━━ Passage given
For example, consider \( f(x) = x^3 \) on \( [-1,1] \). Here,

\[ f(-1) = (-1)^3 = -1, \quad f(1) = (1)^3 = 1. \]

If we take \( k = 0.5 \), IVT guarantees that there exists some \( c \in (-1,1) \) such that \( f(c) = 0.5 \). However, if we ask whether \( f(x) \) attains \( k = 2 \) within \( (-1,1) \), IVT does not apply, even though \( f(x) \) is continuous, because 2 does not lie between \( f(-1) = -1 \) and \( f(1) = 1 \). In this case, the function simply does not reach 2 in the given interval.

Thus, the Intermediate Value Theorem does not claim that a function attains any arbitrary value—it only applies when the value lies between \( f(a) \) and \( f(b) \).

Example

Let \( f(x) \) be a continuous function on \( [a, b] \). Show that the equation

\[ f(x) = \frac{f(a) + f(b)}{2} \]

has at least one solution in \( [a, b] \).

Solution:

Since \( f(x) \) is continuous on \( [a, b] \), the Intermediate Value Theorem (IVT) applies. The given equation asks for some \( c \in [a, b] \) such that

\[ f(c) = \frac{f(a) + f(b)}{2}. \]

Since arithmetic mean of two numbers always lies in the moddle of two numbers, clearly,

\[ f(a) \leq \frac{f(a) + f(b)}{2} \leq f(b). \]

Since \( f(x) \) is continuous, by the Intermediate Value Theorem, \( f(x) \) must take every value between \( f(a) \) and \( f(b) \). In particular, it must take the value

\[ \frac{f(a) + f(b)}{2} \]

at least once in \( [a, b] \). Thus, there exists some \( c \in [a, b] \) such that

\[ f(c) = \frac{f(a) + f(b)}{2}. \]

This proves the existence of at least one solution.

Example

Let \( f(x) \) be a continuous function on \( [a, b] \). Show that the equation

\[ f(x) = \lambda f(b) + (1 - \lambda) f(a) \]

has at least one solution in \( [a, b] \) for all \( \lambda \in [0,1] \).
━━━━
━━ Given data
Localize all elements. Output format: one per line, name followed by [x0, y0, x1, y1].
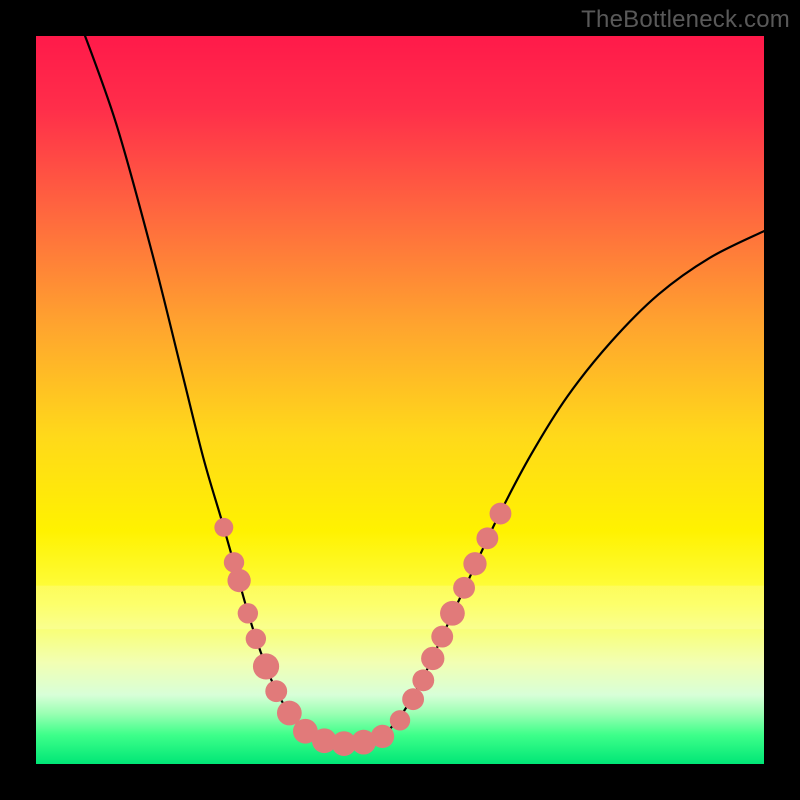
━━━━
§ Exercises to complete
#1 Repeat from the passage on the Intermediate Value Theorem the part that opens with the words containing "If we take \( k" and closes with "lies between \( f(a) \) and \( f(b) \).".
#2 According to the passage on the Intermediate Value Theorem, why does the theorem not apply when asking whether f(x) = x^3 attains the value 2 within (-1,1)?

§ Answers for the exercise
#1
If we take \( k = 0.5 \), IVT guarantees that there exists some \( c \in (-1,1) \) such that \( f(c) = 0.5 \). However, if we ask whether \( f(x) \) attains \( k = 2 \) within \( (-1,1) \), IVT does not apply, even though \( f(x) \) is continuous, because 2 does not lie between \( f(-1) = -1 \) and \( f(1) = 1 \). In this case, the function simply does not reach 2 in the given interval.

Thus, the Intermediate Value Theorem does not claim that a function attains any arbitrary value—it only applies when the value lies between \( f(a) \) and \( f(b) \).

#2 Because 2 does not lie between f(-1) = -1 and f(1) = 1.